STATED TASK >> Show every line of the material below that contains the string "Qing".

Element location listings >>
-- -- --

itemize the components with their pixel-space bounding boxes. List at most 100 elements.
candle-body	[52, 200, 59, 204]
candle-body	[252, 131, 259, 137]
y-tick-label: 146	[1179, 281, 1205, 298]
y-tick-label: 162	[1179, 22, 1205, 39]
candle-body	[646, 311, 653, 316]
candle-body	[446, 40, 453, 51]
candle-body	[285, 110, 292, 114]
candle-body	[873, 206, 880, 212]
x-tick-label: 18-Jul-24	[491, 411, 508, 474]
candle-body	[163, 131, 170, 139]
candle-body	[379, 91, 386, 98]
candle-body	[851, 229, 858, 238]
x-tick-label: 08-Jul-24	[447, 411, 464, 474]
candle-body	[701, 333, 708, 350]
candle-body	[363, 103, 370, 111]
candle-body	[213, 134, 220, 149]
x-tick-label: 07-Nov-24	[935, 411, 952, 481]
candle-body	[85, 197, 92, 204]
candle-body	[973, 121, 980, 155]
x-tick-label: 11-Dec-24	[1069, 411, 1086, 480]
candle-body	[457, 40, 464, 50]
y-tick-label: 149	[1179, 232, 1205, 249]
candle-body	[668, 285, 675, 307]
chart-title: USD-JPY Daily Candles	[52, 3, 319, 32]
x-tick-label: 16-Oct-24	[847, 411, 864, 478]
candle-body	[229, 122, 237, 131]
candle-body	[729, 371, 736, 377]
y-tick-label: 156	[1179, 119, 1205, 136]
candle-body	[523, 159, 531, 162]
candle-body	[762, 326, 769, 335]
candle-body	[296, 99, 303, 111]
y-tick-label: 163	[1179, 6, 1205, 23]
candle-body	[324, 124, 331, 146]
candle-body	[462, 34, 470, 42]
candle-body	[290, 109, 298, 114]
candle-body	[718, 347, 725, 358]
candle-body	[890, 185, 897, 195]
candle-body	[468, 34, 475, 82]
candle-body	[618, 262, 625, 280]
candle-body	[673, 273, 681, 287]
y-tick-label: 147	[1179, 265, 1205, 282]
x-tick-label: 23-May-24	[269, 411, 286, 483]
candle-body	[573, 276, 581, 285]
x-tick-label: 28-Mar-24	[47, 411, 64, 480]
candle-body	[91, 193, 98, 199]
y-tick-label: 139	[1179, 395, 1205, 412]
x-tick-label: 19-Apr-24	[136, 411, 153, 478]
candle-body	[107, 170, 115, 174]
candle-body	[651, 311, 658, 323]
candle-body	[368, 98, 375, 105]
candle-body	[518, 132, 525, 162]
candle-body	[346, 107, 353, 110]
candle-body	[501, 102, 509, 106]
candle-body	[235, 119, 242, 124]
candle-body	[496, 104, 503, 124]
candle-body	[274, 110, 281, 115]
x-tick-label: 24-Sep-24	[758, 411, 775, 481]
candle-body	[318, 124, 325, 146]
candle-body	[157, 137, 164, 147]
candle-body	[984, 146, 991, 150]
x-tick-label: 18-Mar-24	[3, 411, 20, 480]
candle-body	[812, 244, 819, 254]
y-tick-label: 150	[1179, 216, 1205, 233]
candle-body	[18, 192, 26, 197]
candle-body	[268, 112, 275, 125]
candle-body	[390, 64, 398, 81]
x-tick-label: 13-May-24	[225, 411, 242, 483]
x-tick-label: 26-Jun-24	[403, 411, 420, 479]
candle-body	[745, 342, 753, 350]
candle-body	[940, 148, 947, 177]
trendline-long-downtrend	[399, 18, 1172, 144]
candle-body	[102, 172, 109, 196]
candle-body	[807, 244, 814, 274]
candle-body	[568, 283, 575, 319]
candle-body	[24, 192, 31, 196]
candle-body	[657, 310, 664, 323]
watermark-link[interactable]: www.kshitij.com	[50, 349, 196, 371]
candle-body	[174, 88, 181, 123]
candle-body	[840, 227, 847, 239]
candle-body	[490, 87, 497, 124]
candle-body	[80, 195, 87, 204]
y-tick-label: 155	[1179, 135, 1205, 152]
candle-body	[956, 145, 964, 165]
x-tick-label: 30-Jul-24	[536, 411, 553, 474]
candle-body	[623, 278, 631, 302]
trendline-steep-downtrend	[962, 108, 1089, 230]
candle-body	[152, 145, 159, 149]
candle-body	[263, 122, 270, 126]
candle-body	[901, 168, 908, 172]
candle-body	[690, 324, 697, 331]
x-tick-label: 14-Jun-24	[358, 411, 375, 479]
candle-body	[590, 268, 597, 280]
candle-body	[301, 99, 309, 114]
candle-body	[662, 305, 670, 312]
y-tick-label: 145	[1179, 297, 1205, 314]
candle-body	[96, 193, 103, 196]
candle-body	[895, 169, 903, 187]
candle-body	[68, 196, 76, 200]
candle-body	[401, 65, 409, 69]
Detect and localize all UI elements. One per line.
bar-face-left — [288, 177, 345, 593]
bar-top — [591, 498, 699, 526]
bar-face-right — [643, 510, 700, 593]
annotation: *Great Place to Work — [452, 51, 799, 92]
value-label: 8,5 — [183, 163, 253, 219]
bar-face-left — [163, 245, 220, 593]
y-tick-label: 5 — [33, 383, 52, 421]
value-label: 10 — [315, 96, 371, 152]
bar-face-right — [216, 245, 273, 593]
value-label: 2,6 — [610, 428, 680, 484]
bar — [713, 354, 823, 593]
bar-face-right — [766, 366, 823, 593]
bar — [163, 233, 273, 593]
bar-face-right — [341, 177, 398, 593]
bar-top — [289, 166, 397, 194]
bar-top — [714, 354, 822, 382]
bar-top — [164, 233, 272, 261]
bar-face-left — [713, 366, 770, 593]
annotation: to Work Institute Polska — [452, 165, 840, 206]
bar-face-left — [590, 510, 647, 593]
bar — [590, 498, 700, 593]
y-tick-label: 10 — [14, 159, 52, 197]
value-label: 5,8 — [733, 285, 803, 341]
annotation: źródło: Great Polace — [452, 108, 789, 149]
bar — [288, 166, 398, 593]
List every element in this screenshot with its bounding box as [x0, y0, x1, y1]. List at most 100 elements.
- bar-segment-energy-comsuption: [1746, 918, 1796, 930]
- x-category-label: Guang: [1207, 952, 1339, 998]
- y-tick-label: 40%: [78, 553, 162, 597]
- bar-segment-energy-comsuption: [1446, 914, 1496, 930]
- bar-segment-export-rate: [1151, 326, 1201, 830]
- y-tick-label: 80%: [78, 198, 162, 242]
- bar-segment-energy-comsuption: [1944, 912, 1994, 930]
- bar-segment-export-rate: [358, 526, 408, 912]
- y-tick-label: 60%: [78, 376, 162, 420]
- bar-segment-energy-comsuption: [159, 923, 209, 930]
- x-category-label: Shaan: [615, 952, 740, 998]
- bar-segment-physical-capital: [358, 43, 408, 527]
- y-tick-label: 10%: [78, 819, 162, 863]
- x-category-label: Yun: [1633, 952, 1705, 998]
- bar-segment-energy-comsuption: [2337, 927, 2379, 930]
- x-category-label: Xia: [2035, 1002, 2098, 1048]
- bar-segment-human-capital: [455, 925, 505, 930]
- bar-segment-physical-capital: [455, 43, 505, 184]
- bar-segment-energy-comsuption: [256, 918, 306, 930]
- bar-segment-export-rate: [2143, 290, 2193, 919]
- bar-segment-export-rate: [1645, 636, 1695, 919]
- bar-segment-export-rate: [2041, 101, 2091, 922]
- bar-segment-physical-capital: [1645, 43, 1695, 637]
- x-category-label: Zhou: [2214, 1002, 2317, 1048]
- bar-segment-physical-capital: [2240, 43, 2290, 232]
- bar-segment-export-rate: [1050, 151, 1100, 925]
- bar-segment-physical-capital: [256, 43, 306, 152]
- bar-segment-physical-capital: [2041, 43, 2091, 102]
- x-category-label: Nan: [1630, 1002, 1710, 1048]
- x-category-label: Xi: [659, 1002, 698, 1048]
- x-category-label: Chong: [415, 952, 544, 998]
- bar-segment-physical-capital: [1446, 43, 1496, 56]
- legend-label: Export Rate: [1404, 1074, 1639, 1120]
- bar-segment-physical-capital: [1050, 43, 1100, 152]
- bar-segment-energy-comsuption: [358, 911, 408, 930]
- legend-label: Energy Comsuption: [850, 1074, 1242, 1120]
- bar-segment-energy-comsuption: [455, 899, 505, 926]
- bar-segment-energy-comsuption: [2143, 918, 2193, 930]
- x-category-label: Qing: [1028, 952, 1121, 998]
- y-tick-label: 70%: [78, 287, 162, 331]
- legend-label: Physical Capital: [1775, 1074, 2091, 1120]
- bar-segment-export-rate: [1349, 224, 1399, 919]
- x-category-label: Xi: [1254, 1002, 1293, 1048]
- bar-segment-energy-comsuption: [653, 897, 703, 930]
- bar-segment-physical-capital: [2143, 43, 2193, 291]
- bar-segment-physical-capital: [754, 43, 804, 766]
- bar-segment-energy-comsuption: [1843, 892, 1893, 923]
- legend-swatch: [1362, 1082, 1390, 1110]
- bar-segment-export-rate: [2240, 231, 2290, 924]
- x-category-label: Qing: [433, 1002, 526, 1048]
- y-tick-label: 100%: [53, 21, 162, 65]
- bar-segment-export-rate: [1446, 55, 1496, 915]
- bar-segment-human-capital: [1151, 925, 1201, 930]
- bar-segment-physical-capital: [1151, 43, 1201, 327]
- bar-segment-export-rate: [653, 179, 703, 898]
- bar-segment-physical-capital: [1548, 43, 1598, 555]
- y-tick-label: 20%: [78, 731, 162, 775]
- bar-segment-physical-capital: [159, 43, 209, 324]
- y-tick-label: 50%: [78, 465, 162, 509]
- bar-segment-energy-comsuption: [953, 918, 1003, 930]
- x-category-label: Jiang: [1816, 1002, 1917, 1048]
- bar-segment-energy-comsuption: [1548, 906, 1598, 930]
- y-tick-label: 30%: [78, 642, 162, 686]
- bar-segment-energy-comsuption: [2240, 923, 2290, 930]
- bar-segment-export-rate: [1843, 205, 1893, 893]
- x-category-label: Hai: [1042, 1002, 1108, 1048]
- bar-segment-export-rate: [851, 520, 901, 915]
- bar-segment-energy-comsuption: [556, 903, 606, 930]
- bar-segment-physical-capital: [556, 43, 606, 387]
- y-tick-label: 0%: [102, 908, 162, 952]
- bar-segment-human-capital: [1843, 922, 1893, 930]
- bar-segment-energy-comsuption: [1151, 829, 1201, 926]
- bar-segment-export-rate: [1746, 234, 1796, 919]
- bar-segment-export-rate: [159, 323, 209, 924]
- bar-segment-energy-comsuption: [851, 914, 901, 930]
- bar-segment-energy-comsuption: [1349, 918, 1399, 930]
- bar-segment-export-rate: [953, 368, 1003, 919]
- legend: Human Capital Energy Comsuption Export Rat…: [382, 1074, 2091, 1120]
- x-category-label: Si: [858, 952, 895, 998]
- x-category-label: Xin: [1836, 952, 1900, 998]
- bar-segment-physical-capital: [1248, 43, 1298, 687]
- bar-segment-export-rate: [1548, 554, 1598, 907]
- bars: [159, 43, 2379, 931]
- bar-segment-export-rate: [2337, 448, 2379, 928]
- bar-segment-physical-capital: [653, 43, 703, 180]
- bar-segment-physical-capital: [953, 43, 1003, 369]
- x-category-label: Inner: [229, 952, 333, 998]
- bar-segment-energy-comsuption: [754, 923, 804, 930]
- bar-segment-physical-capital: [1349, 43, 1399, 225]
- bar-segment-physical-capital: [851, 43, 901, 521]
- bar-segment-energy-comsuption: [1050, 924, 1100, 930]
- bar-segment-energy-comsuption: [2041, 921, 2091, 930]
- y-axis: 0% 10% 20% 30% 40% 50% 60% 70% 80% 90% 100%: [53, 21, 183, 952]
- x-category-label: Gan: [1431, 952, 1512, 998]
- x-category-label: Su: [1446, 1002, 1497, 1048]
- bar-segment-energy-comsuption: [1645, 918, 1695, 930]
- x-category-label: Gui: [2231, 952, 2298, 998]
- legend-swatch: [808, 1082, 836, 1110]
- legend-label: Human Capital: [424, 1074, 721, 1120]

-- -- --

EXERCISE RESPONSE >>
- x-category-label: Qing: [1028, 952, 1121, 998]
- x-category-label: Qing: [433, 1002, 526, 1048]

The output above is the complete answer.